Extracted records

##############################

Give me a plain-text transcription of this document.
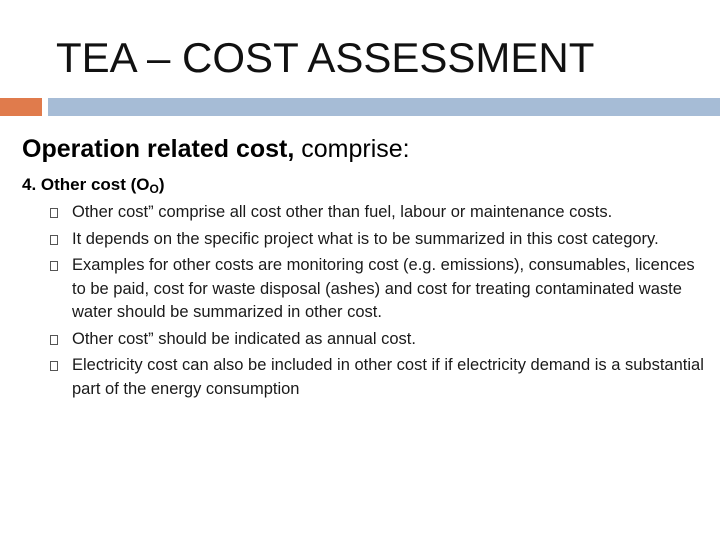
TEA – COST ASSESSMENT
Operation related cost, comprise:
4. Other cost $(O_O)$
Other cost” comprise all cost other than fuel, labour or maintenance costs.
It depends on the specific project what is to be summarized in this cost category.
Examples for other costs are monitoring cost (e.g. emissions), consumables, licences to be paid, cost for waste disposal (ashes) and cost for treating contaminated waste water should be summarized in other cost.
Other cost” should be indicated as annual cost.
Electricity cost can also be included in other cost if if electricity demand is a substantial part of the energy consumption
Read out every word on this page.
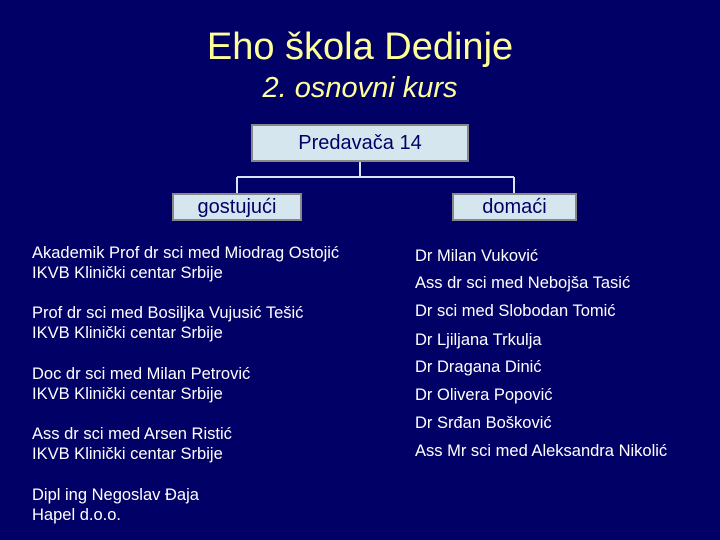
Eho škola Dedinje
2. osnovni kurs
Predavača 14
gostujući	domaći
Akademik Prof dr sci med Miodrag Ostojić
IKVB Klinički centar Srbije
Prof dr sci med Bosiljka Vujusić Tešić
IKVB Klinički centar Srbije
Doc dr sci med Milan Petrović
IKVB Klinički centar Srbije
Ass dr sci med Arsen Ristić
IKVB Klinički centar Srbije
Dipl ing Negoslav Đaja
Hapel d.o.o.
Dr Milan Vuković
Ass dr sci med Nebojša Tasić
Dr sci med Slobodan Tomić
Dr Ljiljana Trkulja
Dr Dragana Dinić
Dr Olivera Popović
Dr Srđan Bošković
Ass Mr sci med Aleksandra Nikolić
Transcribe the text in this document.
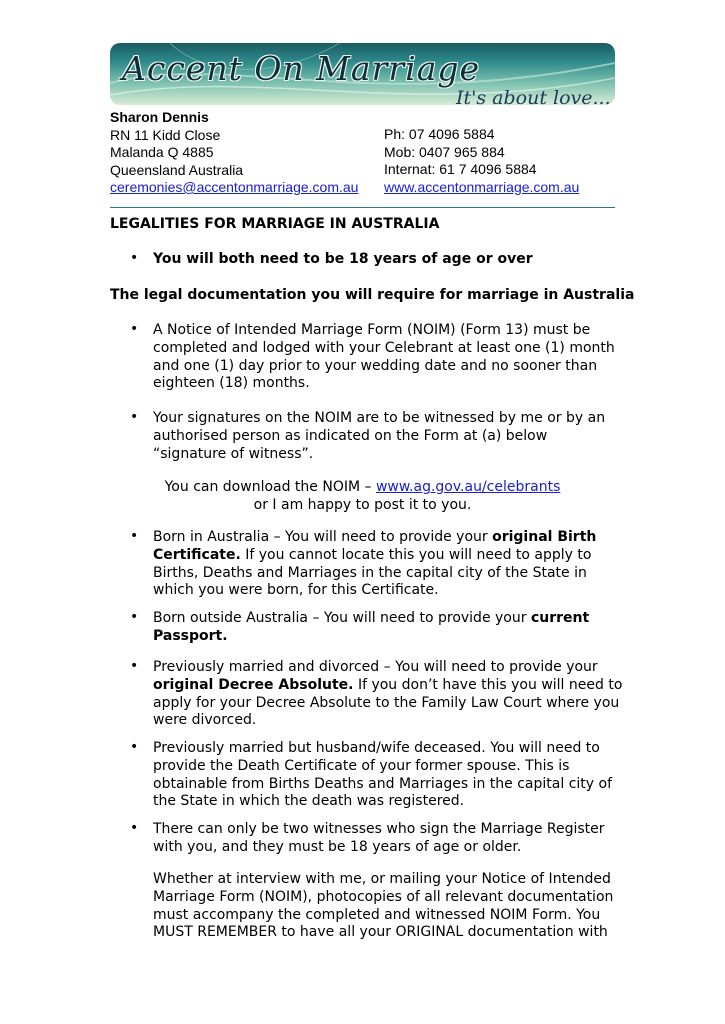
Accent On Marriage
It's about love...
Sharon Dennis
RN 11 Kidd Close
Malanda Q 4885
Queensland Australia
ceremonies@accentonmarriage.com.au
Ph: 07 4096 5884
Mob: 0407 965 884
Internat: 61 7 4096 5884
www.accentonmarriage.com.au
LEGALITIES FOR MARRIAGE IN AUSTRALIA
• You will both need to be 18 years of age or over
The legal documentation you will require for marriage in Australia
• A Notice of Intended Marriage Form (NOIM) (Form 13) must be completed and lodged with your Celebrant at least one (1) month and one (1) day prior to your wedding date and no sooner than eighteen (18) months.
• Your signatures on the NOIM are to be witnessed by me or by an authorised person as indicated on the Form at (a) below “signature of witness”.
You can download the NOIM – www.ag.gov.au/celebrants
or I am happy to post it to you.
• Born in Australia – You will need to provide your original Birth Certificate. If you cannot locate this you will need to apply to Births, Deaths and Marriages in the capital city of the State in which you were born, for this Certificate.
• Born outside Australia – You will need to provide your current Passport.
• Previously married and divorced – You will need to provide your original Decree Absolute. If you don’t have this you will need to apply for your Decree Absolute to the Family Law Court where you were divorced.
• Previously married but husband/wife deceased. You will need to provide the Death Certificate of your former spouse. This is obtainable from Births Deaths and Marriages in the capital city of the State in which the death was registered.
• There can only be two witnesses who sign the Marriage Register with you, and they must be 18 years of age or older.
Whether at interview with me, or mailing your Notice of Intended Marriage Form (NOIM), photocopies of all relevant documentation must accompany the completed and witnessed NOIM Form. You MUST REMEMBER to have all your ORIGINAL documentation with
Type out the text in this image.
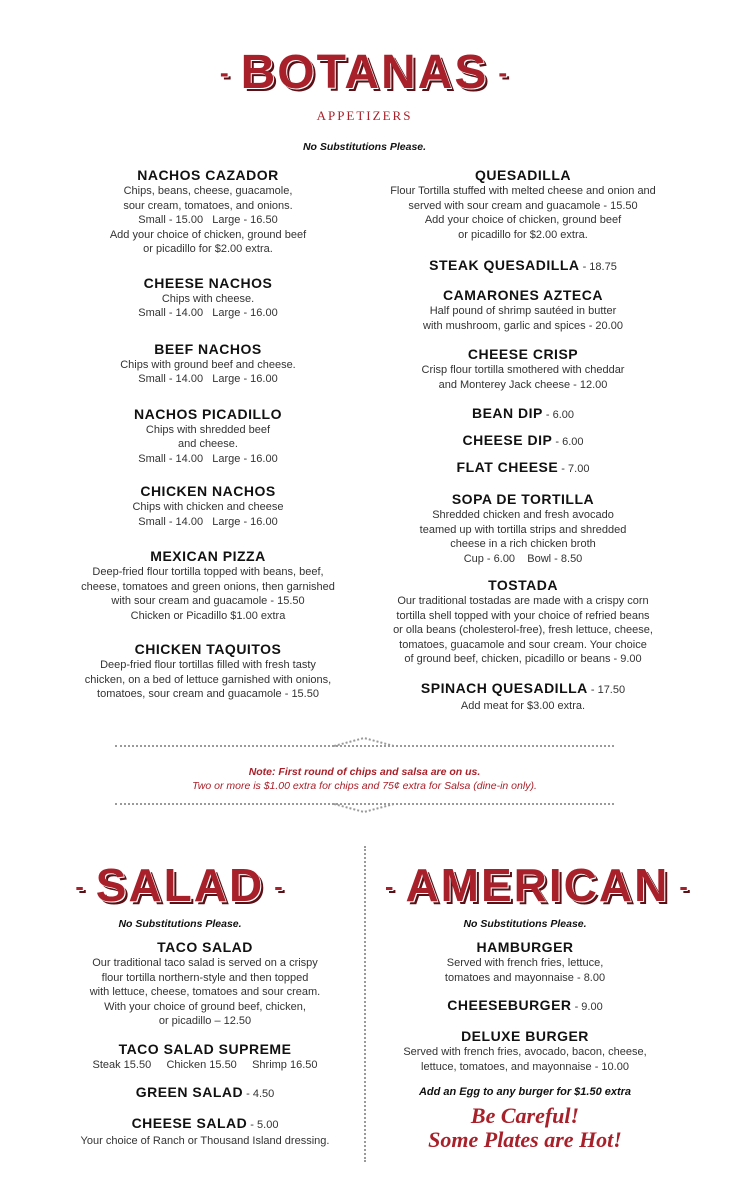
- BOTANAS -
APPETIZERS
No Substitutions Please.
NACHOS CAZADOR
Chips, beans, cheese, guacamole,
sour cream, tomatoes, and onions.
Small - 15.00   Large - 16.50
Add your choice of chicken, ground beef
or picadillo for $2.00 extra.
CHEESE NACHOS
Chips with cheese.
Small - 14.00   Large - 16.00
BEEF NACHOS
Chips with ground beef and cheese.
Small - 14.00   Large - 16.00
NACHOS PICADILLO
Chips with shredded beef
and cheese.
Small - 14.00   Large - 16.00
CHICKEN NACHOS
Chips with chicken and cheese
Small - 14.00   Large - 16.00
MEXICAN PIZZA
Deep-fried flour tortilla topped with beans, beef,
cheese, tomatoes and green onions, then garnished
with sour cream and guacamole - 15.50
Chicken or Picadillo $1.00 extra
CHICKEN TAQUITOS
Deep-fried flour tortillas filled with fresh tasty
chicken, on a bed of lettuce garnished with onions,
tomatoes, sour cream and guacamole - 15.50
QUESADILLA
Flour Tortilla stuffed with melted cheese and onion and
served with sour cream and guacamole - 15.50
Add your choice of chicken, ground beef
or picadillo for $2.00 extra.
STEAK QUESADILLA - 18.75
CAMARONES AZTECA
Half pound of shrimp sautéed in butter
with mushroom, garlic and spices - 20.00
CHEESE CRISP
Crisp flour tortilla smothered with cheddar
and Monterey Jack cheese - 12.00
BEAN DIP - 6.00
CHEESE DIP - 6.00
FLAT CHEESE - 7.00
SOPA DE TORTILLA
Shredded chicken and fresh avocado
teamed up with tortilla strips and shredded
cheese in a rich chicken broth
Cup - 6.00    Bowl - 8.50
TOSTADA
Our traditional tostadas are made with a crispy corn
tortilla shell topped with your choice of refried beans
or olla beans (cholesterol-free), fresh lettuce, cheese,
tomatoes, guacamole and sour cream. Your choice
of ground beef, chicken, picadillo or beans - 9.00
SPINACH QUESADILLA - 17.50
Add meat for $3.00 extra.
Note: First round of chips and salsa are on us.
Two or more is $1.00 extra for chips and 75¢ extra for Salsa (dine-in only).
- SALAD -
No Substitutions Please.
TACO SALAD
Our traditional taco salad is served on a crispy
flour tortilla northern-style and then topped
with lettuce, cheese, tomatoes and sour cream.
With your choice of ground beef, chicken,
or picadillo – 12.50
TACO SALAD SUPREME
Steak 15.50     Chicken 15.50     Shrimp 16.50
GREEN SALAD - 4.50
CHEESE SALAD - 5.00
Your choice of Ranch or Thousand Island dressing.
- AMERICAN -
No Substitutions Please.
HAMBURGER
Served with french fries, lettuce,
tomatoes and mayonnaise - 8.00
CHEESEBURGER - 9.00
DELUXE BURGER
Served with french fries, avocado, bacon, cheese,
lettuce, tomatoes, and mayonnaise - 10.00
Add an Egg to any burger for $1.50 extra
Be Careful!
Some Plates are Hot!
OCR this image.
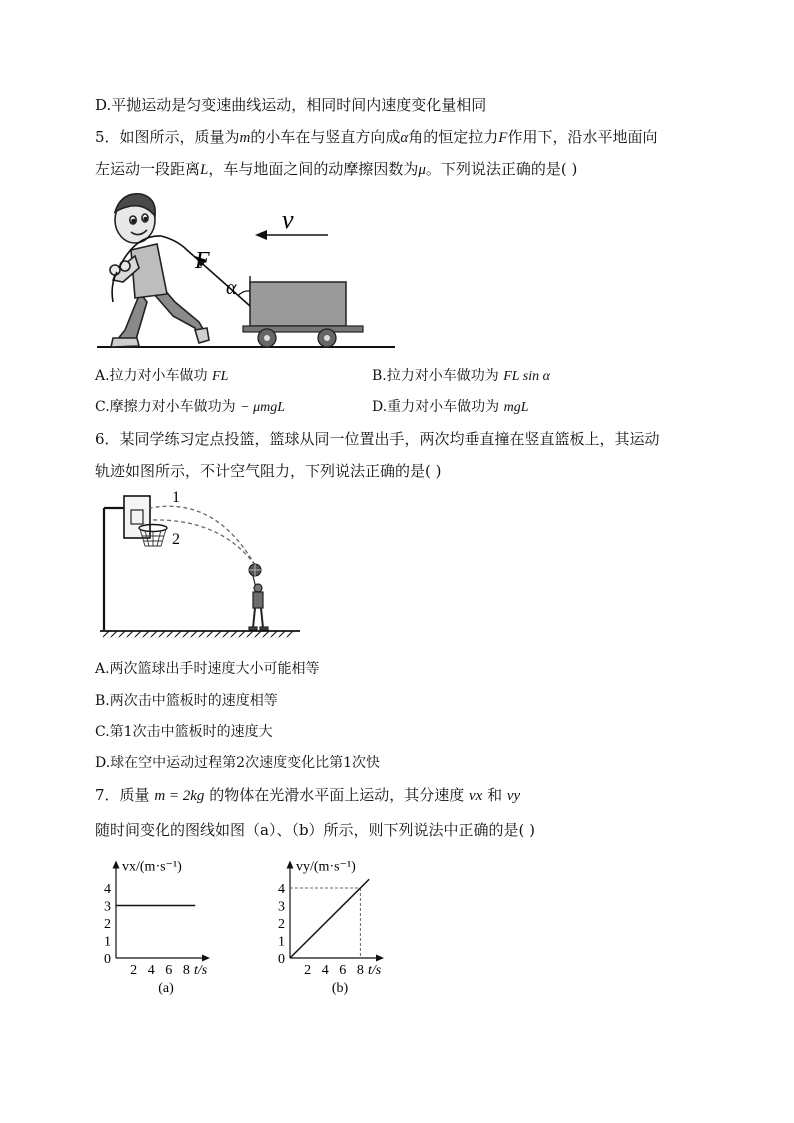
D.平抛运动是匀变速曲线运动，相同时间内速度变化量相同
5．如图所示，质量为m的小车在与竖直方向成α角的恒定拉力F作用下，沿水平地面向
左运动一段距离L，车与地面之间的动摩擦因数为μ。下列说法正确的是( )
v
F
α
A.拉力对小车做功 FL	B.拉力对小车做功为 FL sin α
C.摩擦力对小车做功为 − μmgL	D.重力对小车做功为 mgL
6．某同学练习定点投篮，篮球从同一位置出手，两次均垂直撞在竖直篮板上，其运动
轨迹如图所示，不计空气阻力，下列说法正确的是( )
1
2
A.两次篮球出手时速度大小可能相等
B.两次击中篮板时的速度相等
C.第1次击中篮板时的速度大
D.球在空中运动过程第2次速度变化比第1次快
7．质量 m = 2kg 的物体在光滑水平面上运动，其分速度 vx 和 vy
随时间变化的图线如图（a）、（b）所示，则下列说法中正确的是( )
2 4 6 8
0
1
2
3
4
t/s
vx/(m·s⁻¹)
(a)
2 4 6 8
0
1
2
3
4
t/s
vy/(m·s⁻¹)
(b)
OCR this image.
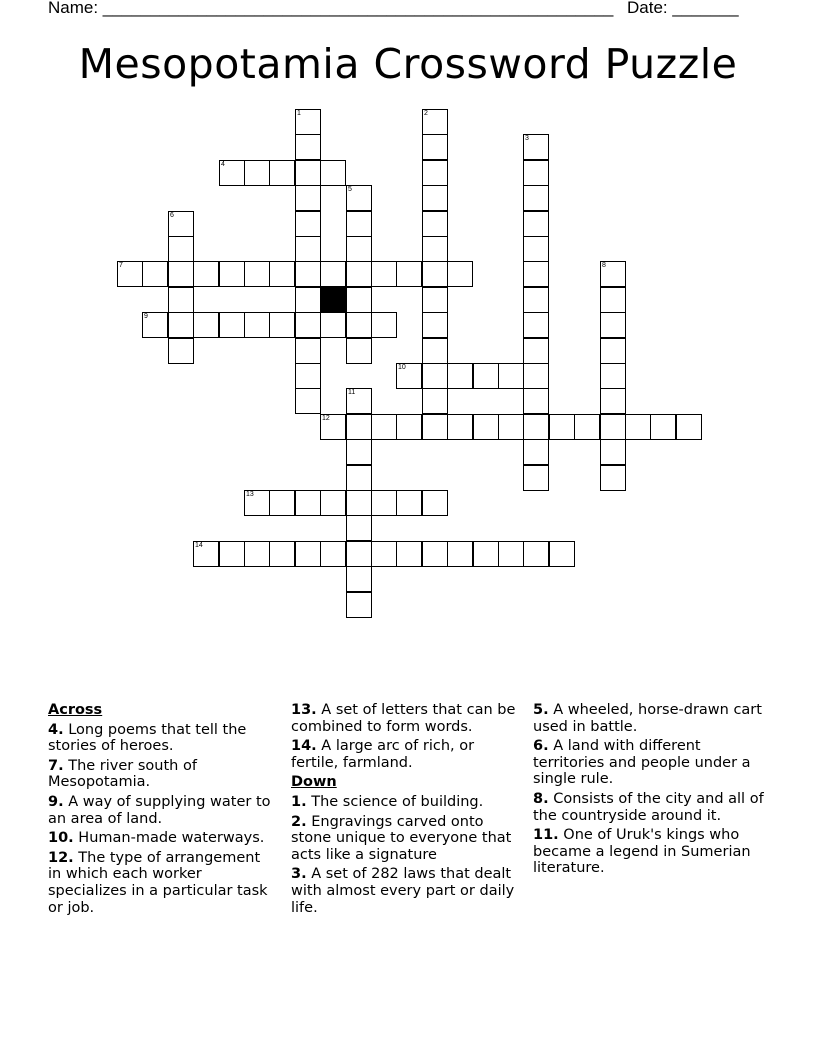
Name: ______________________________________________________ Date: _______
Mesopotamia Crossword Puzzle
4
7
9
10
12
13
14
1	2
3
5
6
8
11
Across
4. Long poems that tell the stories of heroes.
7. The river south of Mesopotamia.
9. A way of supplying water to an area of land.
10. Human-made waterways.
12. The type of arrangement in which each worker specializes in a particular task or job.
13. A set of letters that can be combined to form words.
14. A large arc of rich, or fertile, farmland.
Down
1. The science of building.
2. Engravings carved onto stone unique to everyone that acts like a signature
3. A set of 282 laws that dealt with almost every part or daily life.
5. A wheeled, horse-drawn cart used in battle.
6. A land with different territories and people under a single rule.
8. Consists of the city and all of the countryside around it.
11. One of Uruk's kings who became a legend in Sumerian literature.
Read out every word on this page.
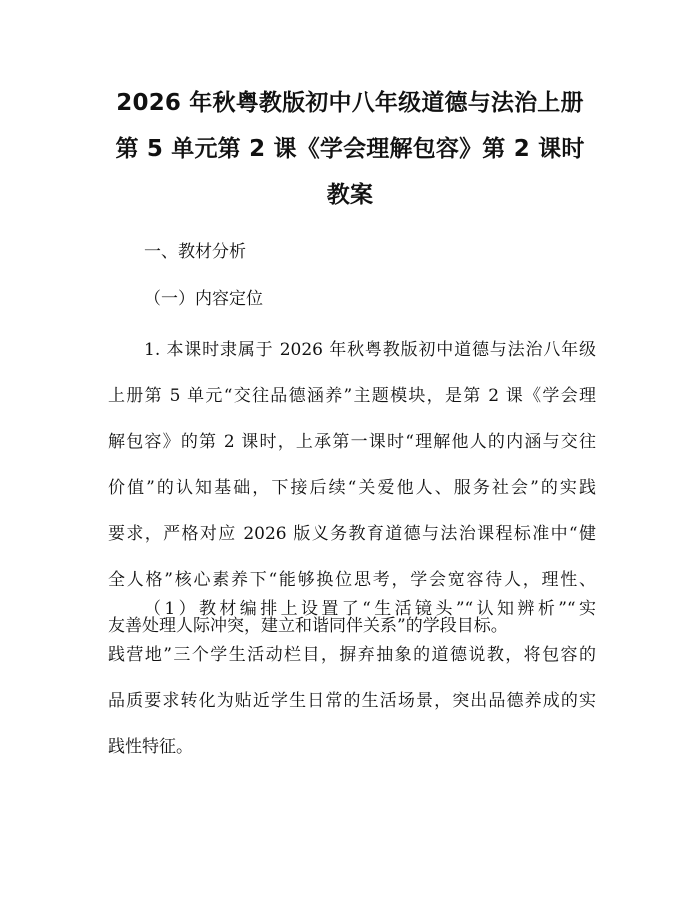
2026 年秋粤教版初中八年级道德与法治上册
第 5 单元第 2 课《学会理解包容》第 2 课时
教案
一、教材分析
（一）内容定位
1. 本课时隶属于 2026 年秋粤教版初中道德与法治八年级
上册第 5 单元“交往品德涵养”主题模块，是第 2 课《学会理
解包容》的第 2 课时，上承第一课时“理解他人的内涵与交往
价值”的认知基础，下接后续“关爱他人、服务社会”的实践
要求，严格对应 2026 版义务教育道德与法治课程标准中“健
全人格”核心素养下“能够换位思考，学会宽容待人，理性、
友善处理人际冲突，建立和谐同伴关系”的学段目标。
（1）教材编排上设置了“生活镜头”“认知辨析”“实
践营地”三个学生活动栏目，摒弃抽象的道德说教，将包容的
品质要求转化为贴近学生日常的生活场景，突出品德养成的实
践性特征。
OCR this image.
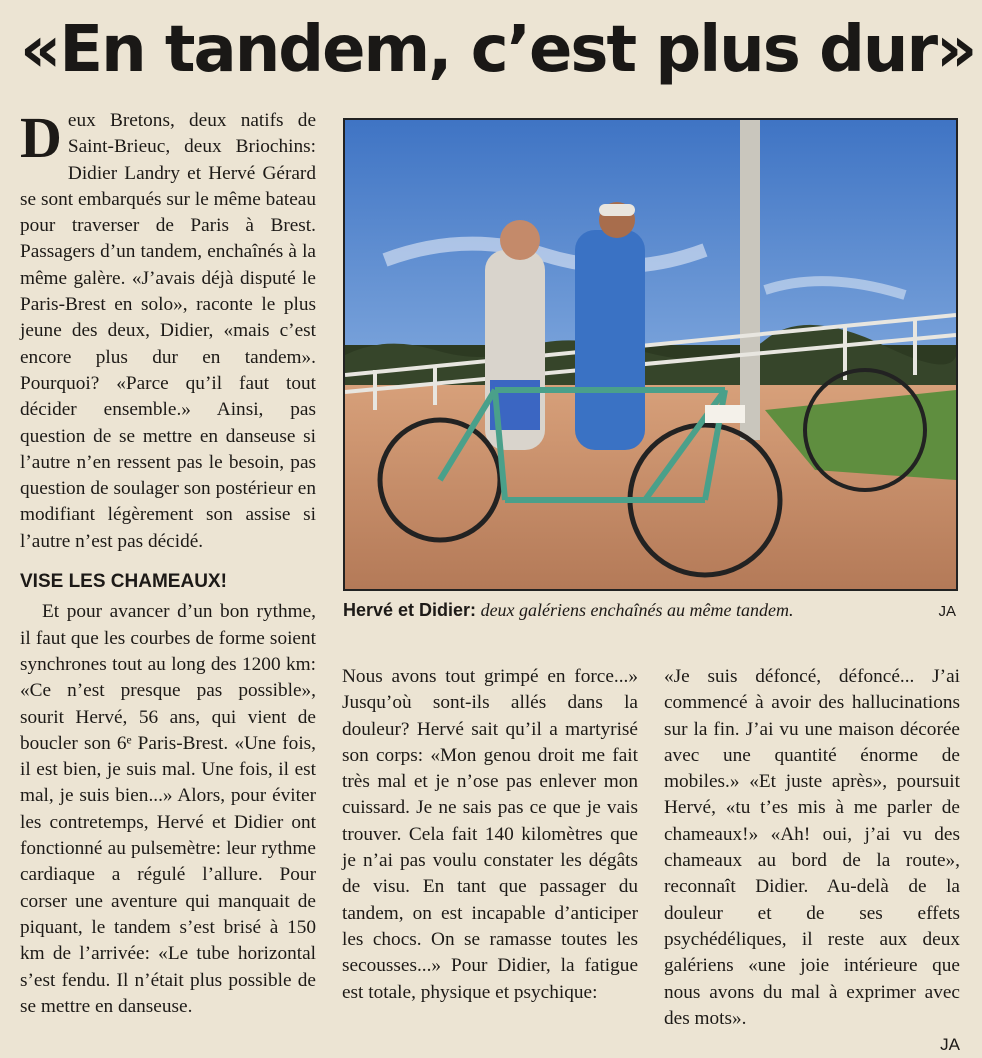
«En tandem, c’est plus dur»

Deux Bretons, deux natifs de Saint-Brieuc, deux Briochins: Didier Landry et Hervé Gérard se sont embarqués sur le même bateau pour traverser de Paris à Brest. Passagers d’un tandem, enchaînés à la même galère. «J’avais déjà disputé le Paris-Brest en solo», raconte le plus jeune des deux, Didier, «mais c’est encore plus dur en tandem». Pourquoi? «Parce qu’il faut tout décider ensemble.» Ainsi, pas question de se mettre en danseuse si l’autre n’en ressent pas le besoin, pas question de soulager son postérieur en modifiant légèrement son assise si l’autre n’est pas décidé.

VISE LES CHAMEAUX!

Et pour avancer d’un bon rythme, il faut que les courbes de forme soient synchrones tout au long des 1200 km: «Ce n’est presque pas possible», sourit Hervé, 56 ans, qui vient de boucler son 6ᵉ Paris-Brest. «Une fois, il est bien, je suis mal. Une fois, il est mal, je suis bien...» Alors, pour éviter les contretemps, Hervé et Didier ont fonctionné au pulsemètre: leur rythme cardiaque a régulé l’allure. Pour corser une aventure qui manquait de piquant, le tandem s’est brisé à 150 km de l’arrivée: «Le tube horizontal s’est fendu. Il n’était plus possible de se mettre en danseuse.

Hervé et Didier: deux galériens enchaînés au même tandem.	JA

Nous avons tout grimpé en force...» Jusqu’où sont-ils allés dans la douleur? Hervé sait qu’il a martyrisé son corps: «Mon genou droit me fait très mal et je n’ose pas enlever mon cuissard. Je ne sais pas ce que je vais trouver. Cela fait 140 kilomètres que je n’ai pas voulu constater les dégâts de visu. En tant que passager du tandem, on est incapable d’anticiper les chocs. On se ramasse toutes les secousses...» Pour Didier, la fatigue est totale, physique et psychique:

«Je suis défoncé, défoncé... J’ai commencé à avoir des hallucinations sur la fin. J’ai vu une maison décorée avec une quantité énorme de mobiles.» «Et juste après», poursuit Hervé, «tu t’es mis à me parler de chameaux!» «Ah! oui, j’ai vu des chameaux au bord de la route», reconnaît Didier. Au-delà de la douleur et de ses effets psychédéliques, il reste aux deux galériens «une joie intérieure que nous avons du mal à exprimer avec des mots».

JA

##############################

WHAT IS REQUIRED ::
Find and copy each line above that includes the string "Prof".

WRITTEN ANSWER ::
Akademik Prof dr sci med Miodrag Ostojić
Prof dr sci med Bosiljka Vujusić Tešić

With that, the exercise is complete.